* **Aim**
Scan the data that follows and count the lines with the string "content"; answer with the count alone.

[Extracted data entries]

-- start --

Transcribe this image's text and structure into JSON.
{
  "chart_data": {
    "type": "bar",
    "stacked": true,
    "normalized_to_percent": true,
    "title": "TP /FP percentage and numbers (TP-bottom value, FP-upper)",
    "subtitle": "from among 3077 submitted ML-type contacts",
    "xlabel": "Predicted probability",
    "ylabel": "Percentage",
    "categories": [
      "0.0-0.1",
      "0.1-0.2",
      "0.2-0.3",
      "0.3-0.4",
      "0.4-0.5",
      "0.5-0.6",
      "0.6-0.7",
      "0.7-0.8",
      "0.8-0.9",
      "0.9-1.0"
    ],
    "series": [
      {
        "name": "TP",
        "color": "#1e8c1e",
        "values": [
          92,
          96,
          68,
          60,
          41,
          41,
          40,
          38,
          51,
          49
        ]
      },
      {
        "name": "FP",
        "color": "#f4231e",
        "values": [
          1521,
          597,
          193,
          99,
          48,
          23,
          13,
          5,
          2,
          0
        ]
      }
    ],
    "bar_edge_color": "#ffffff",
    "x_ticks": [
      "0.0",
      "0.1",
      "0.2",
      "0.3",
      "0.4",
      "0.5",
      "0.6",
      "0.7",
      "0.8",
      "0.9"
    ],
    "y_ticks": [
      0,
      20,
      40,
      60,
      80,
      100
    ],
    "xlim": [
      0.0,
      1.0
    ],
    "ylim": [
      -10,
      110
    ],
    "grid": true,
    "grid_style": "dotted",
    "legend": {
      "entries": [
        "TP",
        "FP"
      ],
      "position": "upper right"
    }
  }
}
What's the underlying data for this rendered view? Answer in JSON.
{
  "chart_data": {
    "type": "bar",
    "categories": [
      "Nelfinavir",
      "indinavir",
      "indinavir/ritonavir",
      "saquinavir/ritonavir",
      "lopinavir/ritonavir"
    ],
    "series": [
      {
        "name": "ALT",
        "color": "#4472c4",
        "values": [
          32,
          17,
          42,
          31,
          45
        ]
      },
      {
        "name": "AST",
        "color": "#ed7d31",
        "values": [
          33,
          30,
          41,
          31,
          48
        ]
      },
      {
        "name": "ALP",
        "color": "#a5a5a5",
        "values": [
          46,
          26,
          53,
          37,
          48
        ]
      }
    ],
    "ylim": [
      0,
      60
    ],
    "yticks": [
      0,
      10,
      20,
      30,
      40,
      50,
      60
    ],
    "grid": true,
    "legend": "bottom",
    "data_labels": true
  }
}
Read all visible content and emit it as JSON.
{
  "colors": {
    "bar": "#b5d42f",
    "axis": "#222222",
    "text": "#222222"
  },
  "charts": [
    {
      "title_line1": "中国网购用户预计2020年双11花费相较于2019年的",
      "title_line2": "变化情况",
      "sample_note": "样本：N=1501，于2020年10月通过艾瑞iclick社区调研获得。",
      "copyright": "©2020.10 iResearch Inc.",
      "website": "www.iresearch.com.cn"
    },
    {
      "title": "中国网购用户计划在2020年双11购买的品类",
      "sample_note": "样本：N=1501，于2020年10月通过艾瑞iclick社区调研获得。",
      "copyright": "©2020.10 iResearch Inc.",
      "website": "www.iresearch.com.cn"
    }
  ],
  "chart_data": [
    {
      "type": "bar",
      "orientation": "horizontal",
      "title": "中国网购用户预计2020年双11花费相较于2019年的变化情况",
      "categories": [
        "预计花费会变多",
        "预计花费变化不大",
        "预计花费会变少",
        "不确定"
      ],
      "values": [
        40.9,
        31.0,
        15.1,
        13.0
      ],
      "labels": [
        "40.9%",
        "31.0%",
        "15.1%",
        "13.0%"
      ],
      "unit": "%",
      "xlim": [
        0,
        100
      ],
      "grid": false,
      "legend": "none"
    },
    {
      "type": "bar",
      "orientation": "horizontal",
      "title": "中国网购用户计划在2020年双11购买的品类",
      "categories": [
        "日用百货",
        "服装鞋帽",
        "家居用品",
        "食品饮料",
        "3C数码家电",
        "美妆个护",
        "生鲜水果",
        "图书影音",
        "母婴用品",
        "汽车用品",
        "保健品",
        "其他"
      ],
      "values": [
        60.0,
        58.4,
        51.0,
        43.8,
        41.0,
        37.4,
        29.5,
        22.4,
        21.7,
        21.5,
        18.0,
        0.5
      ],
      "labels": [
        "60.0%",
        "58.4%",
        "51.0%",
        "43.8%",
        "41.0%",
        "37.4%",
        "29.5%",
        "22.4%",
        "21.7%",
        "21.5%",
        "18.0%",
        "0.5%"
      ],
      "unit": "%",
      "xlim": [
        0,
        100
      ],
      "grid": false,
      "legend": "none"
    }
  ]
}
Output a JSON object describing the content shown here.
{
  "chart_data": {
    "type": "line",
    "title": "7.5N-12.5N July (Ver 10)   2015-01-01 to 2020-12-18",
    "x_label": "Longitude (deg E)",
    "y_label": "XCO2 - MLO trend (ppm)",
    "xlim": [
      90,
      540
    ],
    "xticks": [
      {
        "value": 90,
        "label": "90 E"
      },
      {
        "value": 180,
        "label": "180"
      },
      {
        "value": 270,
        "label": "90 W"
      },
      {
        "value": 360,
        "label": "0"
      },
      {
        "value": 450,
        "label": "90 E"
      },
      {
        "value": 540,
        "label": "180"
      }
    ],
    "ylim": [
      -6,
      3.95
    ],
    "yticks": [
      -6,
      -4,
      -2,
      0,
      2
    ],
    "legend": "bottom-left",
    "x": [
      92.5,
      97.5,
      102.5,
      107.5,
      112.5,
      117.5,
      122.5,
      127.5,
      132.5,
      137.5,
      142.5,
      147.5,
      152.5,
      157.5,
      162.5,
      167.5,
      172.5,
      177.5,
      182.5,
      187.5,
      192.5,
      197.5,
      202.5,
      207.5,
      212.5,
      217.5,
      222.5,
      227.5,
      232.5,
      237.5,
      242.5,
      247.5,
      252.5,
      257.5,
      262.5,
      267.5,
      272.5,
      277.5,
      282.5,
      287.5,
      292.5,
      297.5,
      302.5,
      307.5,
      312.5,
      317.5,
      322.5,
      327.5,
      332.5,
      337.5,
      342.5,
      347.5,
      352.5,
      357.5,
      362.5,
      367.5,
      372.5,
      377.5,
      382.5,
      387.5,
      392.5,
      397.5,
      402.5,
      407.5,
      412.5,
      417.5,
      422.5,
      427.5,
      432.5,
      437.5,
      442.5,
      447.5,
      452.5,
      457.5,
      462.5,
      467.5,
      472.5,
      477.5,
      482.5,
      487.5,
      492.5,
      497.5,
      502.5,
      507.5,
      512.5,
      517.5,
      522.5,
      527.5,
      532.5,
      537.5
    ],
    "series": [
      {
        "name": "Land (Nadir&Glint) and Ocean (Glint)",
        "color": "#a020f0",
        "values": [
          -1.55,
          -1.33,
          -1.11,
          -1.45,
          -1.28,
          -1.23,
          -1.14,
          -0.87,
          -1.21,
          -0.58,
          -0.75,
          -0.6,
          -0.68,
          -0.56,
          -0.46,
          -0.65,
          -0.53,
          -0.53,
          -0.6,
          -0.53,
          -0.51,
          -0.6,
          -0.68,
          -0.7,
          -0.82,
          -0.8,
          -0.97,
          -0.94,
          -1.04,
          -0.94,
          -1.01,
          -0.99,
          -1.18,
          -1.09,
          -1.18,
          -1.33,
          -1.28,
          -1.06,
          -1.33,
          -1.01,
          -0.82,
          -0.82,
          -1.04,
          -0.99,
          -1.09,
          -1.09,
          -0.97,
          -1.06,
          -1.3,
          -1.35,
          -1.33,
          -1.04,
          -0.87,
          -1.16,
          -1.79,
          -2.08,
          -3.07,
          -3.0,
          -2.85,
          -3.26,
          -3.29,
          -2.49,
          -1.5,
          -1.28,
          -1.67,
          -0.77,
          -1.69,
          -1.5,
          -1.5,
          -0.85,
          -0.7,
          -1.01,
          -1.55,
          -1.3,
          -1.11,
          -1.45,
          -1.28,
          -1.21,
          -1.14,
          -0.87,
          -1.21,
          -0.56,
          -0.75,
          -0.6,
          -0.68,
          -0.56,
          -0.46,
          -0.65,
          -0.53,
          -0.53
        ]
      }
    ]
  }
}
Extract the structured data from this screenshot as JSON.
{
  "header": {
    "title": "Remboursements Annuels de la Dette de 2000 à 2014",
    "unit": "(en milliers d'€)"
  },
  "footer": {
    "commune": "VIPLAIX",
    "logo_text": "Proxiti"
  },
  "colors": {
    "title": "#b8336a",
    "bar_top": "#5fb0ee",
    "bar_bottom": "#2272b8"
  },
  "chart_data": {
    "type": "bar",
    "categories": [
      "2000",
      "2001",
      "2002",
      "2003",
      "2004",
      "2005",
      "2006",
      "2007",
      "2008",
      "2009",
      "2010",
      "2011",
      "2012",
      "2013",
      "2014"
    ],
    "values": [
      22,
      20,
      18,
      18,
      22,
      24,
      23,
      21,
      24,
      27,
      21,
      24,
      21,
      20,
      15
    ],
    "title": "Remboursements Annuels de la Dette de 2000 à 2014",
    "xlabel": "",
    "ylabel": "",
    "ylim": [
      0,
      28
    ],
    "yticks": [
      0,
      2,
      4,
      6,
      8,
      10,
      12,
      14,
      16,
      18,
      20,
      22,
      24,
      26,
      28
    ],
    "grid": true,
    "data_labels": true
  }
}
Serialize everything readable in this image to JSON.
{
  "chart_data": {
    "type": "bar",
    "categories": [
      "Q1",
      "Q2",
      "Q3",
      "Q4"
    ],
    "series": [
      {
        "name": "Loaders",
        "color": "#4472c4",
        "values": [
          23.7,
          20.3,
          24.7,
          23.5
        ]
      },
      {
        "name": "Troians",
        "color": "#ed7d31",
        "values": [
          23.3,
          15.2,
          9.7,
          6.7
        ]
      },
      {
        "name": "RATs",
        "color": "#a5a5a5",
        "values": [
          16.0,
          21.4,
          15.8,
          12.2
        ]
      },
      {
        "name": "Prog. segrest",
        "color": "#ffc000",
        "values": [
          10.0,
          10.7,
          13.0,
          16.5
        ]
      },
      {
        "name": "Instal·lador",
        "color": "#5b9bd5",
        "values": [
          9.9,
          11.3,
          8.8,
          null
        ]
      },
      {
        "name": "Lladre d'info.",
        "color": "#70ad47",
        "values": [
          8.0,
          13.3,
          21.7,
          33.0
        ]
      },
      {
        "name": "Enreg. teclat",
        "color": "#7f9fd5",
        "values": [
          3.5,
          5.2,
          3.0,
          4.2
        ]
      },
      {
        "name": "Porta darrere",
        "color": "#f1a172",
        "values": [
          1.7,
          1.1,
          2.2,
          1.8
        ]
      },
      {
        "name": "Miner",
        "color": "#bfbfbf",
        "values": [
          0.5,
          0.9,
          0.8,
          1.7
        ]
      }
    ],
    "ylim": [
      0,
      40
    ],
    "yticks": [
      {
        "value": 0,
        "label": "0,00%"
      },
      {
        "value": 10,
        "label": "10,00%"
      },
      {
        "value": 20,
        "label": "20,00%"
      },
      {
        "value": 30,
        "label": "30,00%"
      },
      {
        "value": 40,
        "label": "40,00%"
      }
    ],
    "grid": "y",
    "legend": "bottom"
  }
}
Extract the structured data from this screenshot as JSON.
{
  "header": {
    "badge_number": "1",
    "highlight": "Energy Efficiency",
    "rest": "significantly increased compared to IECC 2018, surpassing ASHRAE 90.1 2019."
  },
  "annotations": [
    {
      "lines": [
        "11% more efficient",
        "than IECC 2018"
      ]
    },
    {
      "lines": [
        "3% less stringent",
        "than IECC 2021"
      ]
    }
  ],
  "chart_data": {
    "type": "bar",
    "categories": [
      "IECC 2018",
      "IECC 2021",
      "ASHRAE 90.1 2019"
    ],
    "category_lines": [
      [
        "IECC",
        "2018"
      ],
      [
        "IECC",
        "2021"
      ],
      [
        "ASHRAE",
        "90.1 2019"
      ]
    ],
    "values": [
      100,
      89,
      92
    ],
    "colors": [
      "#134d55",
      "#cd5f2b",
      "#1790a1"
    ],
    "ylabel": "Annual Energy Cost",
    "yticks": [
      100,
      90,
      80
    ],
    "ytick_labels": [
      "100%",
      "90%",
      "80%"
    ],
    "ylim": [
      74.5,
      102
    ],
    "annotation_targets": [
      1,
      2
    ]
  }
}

-- end --

* **Final result**
2